▶ _WHAT THIS TASK INVOLVES_
Extend the passage on hypothesis testing with Central Park snowfall, picking up right after its last line.
* Start TEXT *
They send out their surveys and get representative samples from each of these two populations, and find that in the sample of dog owners the percentage of “Yes” votes is 56.7%, and in the sample of non dog owners it’s 55.9%. So, yes, the two values are not identical; the dog owners answer yes by 0.8% more.
But the sample from each population will have the same issue with random noise as described above. So the question becomes: how likely is it that the difference in the two sample values, 56.7% vs. 55.9%, is due to dog owners and non dog owners truly being different populations in how they view this candidate—as opposed to the two really being the same population, and the difference being due to random chance?
To answer this, we use hypothesis tests.
4.3.2. Samples in the Central Park snow fall question#
We have generated two samples: the values over 1900-1919 and the values over 2000-2019.
Each of these two samples has an identical sample size, i.e. the number of distinct values within the sample. That sample size in this case is the number of years: we have a value for each of the 20 years in either period, so there are 20 distinct observations within either sample. (Note: in general in hypothesis testing, the two sample sizes do not have to be identical.)
fig, ax = pplt.faceted_ax(aspect=0.8)
# Plot all 20 values for each sample.
ax.scatter([0.05]*20, snow_1900_19.values, s=10, color="blue")
ax.scatter([1.05]*20, snow_2000_19.values, s=10, color="red")
# Plot the sample mean and an error bar of plus or minus the sample standard deviation for each sample.
snow_std_1900 = snow_1900_19.std(ddof=1)
snow_std_2000 = snow_2000_19.std(ddof=1)
ax.scatter([-0.05], [snow_mean_1900_19], marker="s", s=20, color="navy")
ax.plot([-0.05, -0.05], [snow_mean_1900_19 - snow_std_1900, snow_mean_1900_19 + snow_std_1900], color="navy")
ax.scatter([0.95], [snow_mean_2000_19], marker="s", s=20, color="firebrick")
ax.plot([0.95, 0.95], [snow_mean_2000_19 - snow_std_2000, snow_mean_2000_19 + snow_std_2000], color="firebrick")
ax.set_xticks([0, 1])
ax.set_xticklabels(["1900-1919", "2000-2019"])
ax.set_xlim(-0.5, 1.5)
ax.set_ylabel("mean yearly snow fall [inches]")
print(snow_mean_1900_19, snow_mean_2000_19, snow_mean_2000_19 - snow_mean_1900_19)
<xarray.DataArray ()>
array(30.65334808) <xarray.DataArray ()>
array(34.43115322) <xarray.DataArray ()>
array(3.77780514)
fig, ax = pplt.faceted_ax()
plt.hist(snow_1900_19, bins="auto", histtype="step")
* End TEXT *
* Start INFORMATION SUPPLIED *
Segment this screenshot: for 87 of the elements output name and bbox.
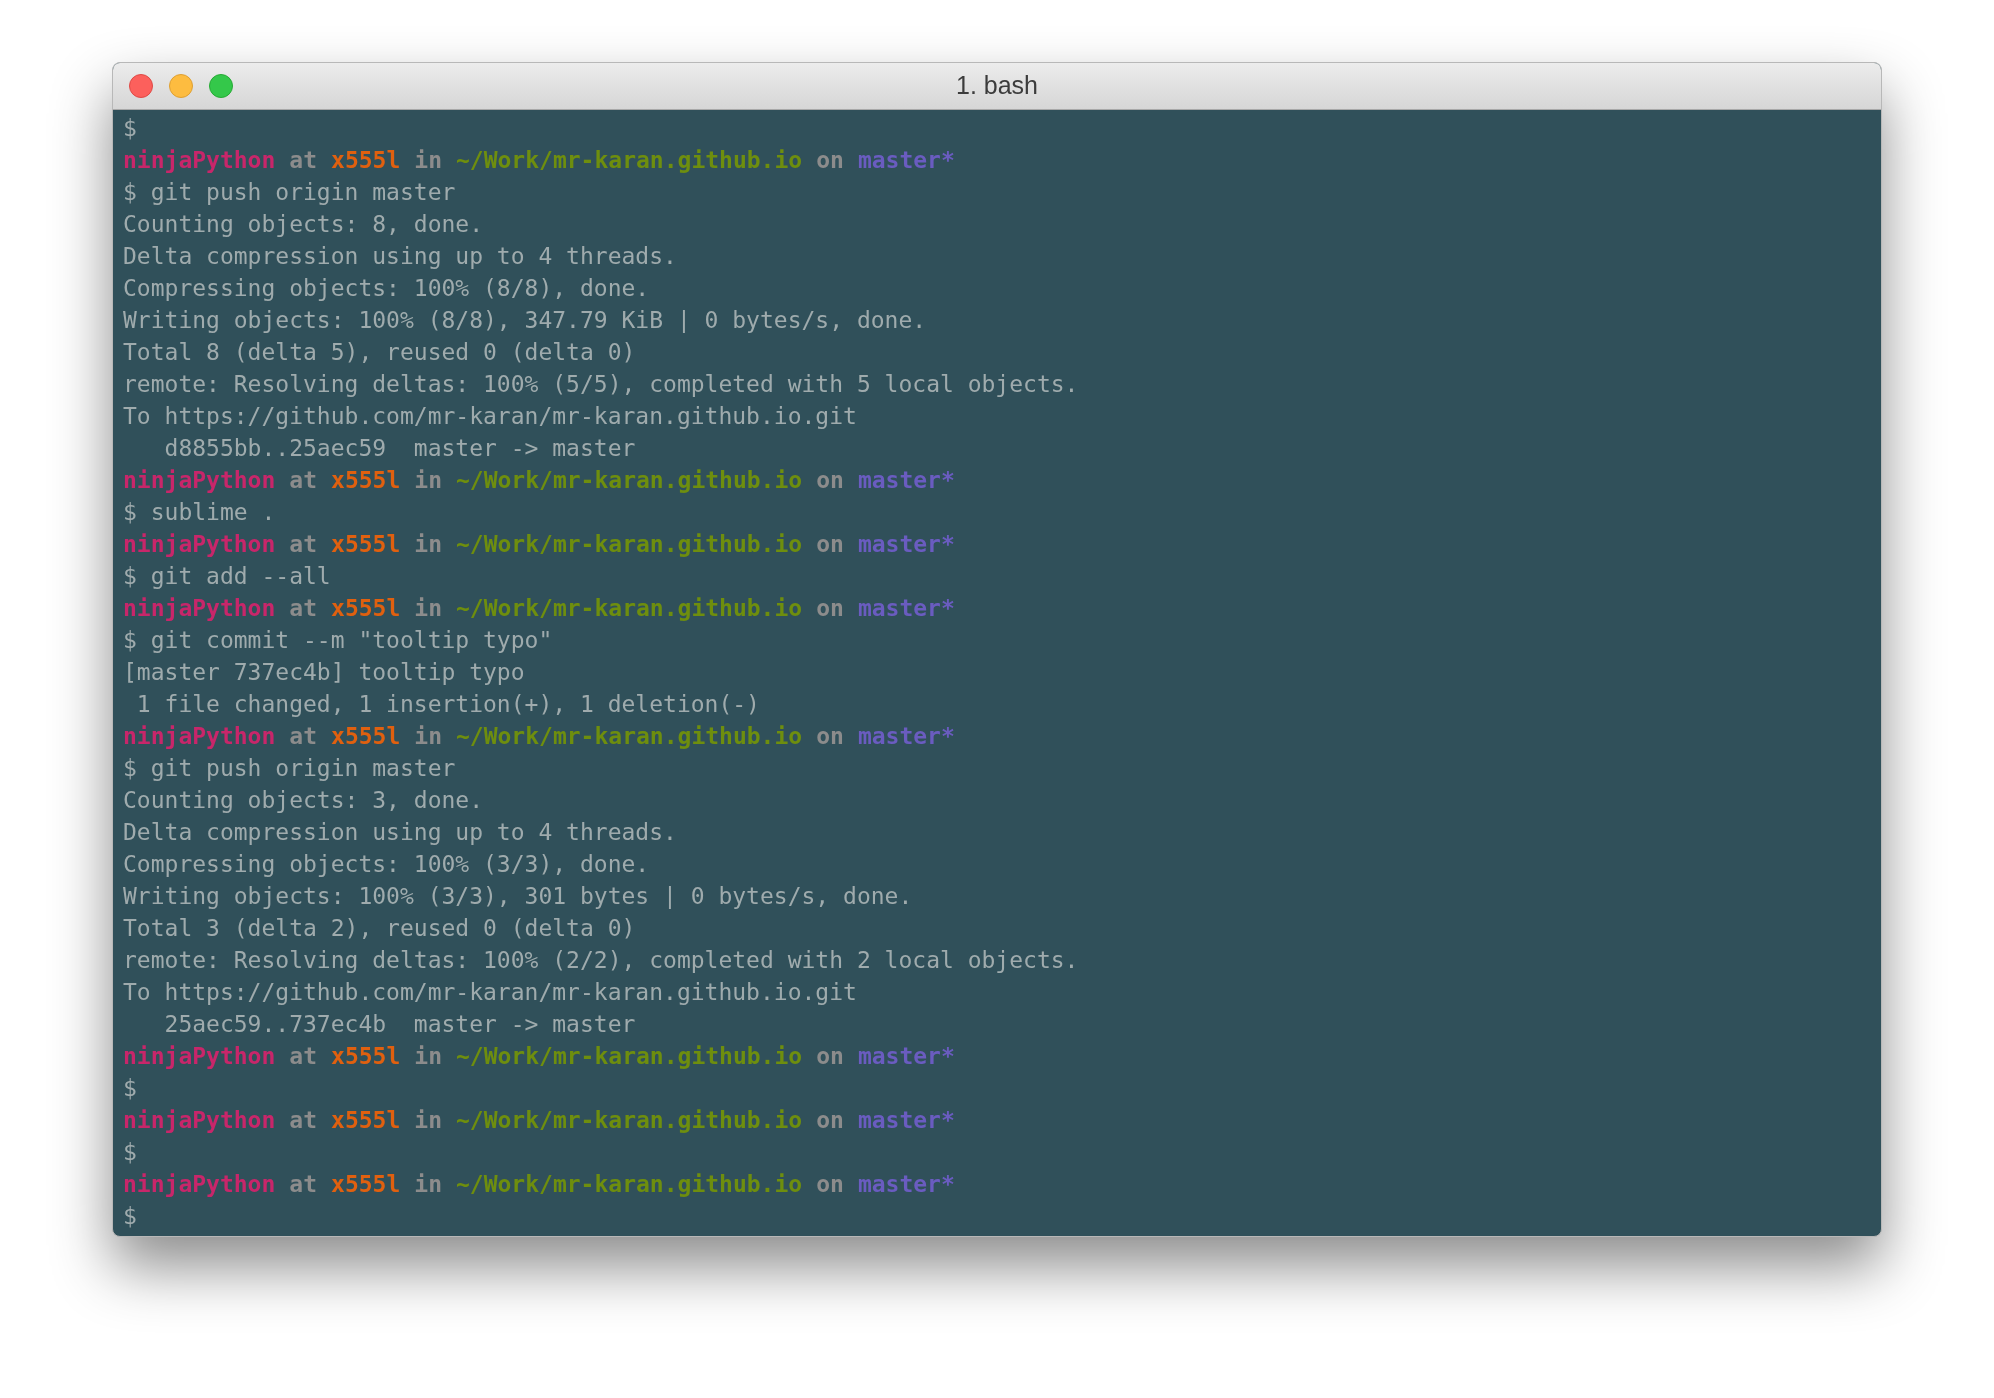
* End INFORMATION SUPPLIED *
▶ _RESPONSE TO THIS EXERCISE_
plt.hist(snow_2000_19, bins="auto", histtype="step")
(array([5., 2., 5., 2., 4., 2.]),
array([10.03885714, 18.69689245, 27.35492775, 36.01296305, 44.67099836,
53.32903366, 61.98706897]),
[<matplotlib.patches.Polygon at 0x16941ff90>])
By eye, there’s quite a lot of overlap between the two samples.
4.3.3. Populations of Central Park snow fall#
The identification above of the two samples of Central Park snow fall is hopefully intuitive. Trickier is: what is/are the population(s) that these two samples are being randomly drawn from? Are they the same population or different?
It’s impossible to infer this with certainty from any finite samples: for finite sample sizes, it is always possible that two samples were drawn from the same population, and that any differences between them were due to random chance.
And, taking one step back, how even is either population distributed? Is it a normal distribution, a gamma distribution, or something else? This too, we can never determine certaintly from finite samples (even assuming there was zero measurement error or any other confounding factors). Instead, we assume that both samples are drawn from a particular distribution (for example, Gaussian), but that potentially the parameters of that population differ between the two. With that assumed population distribution in hand, we ask: how likely is it that the two samples were drawn from .
For example, a normal distribution is defined by two parameters, its mean and standard deviation. Two normal distributions are identical if and only if their means are identical and their standard deviations are identical. In practice, often hypothesis testing skips over the question of whether their standard deviations are identical and jumps straight to asking whether the means are identical, assuming that the standard deviations are indeed identical.
In that case, hopefully it’s intuitive that the best estimate of the population standard deviation is the average of the two sample standard deviations. This is called the pooled estimate.
4.3.4. Sample means and sample variances#
import numpy as np
# Define population parameters
population_mean = 50
population_variance = 25 # sigma^2
population_size = 1000000
num_samples = 10000 # Number of samples
sample_size = 50 # Size of each sample
# Create a synthetic population
population = np.random.normal(population_mean, np.sqrt(population_variance), population_size)
# Initialize lists to hold sample variances
variance_n = []
variance_n_minus_1 = []
# Generate samples and compute variances
for _ in range(num_samples):
sample = np.random.choice(population, sample_size)
variance_n.append(np.var(sample, ddof=0))
variance_n_minus_1.append(np.var(sample, ddof=1))
# Compute the average of the sample variances
average_variance_n = np.mean(variance_n)
average_variance_n_minus_1 = np.mean(variance_n_minus_1)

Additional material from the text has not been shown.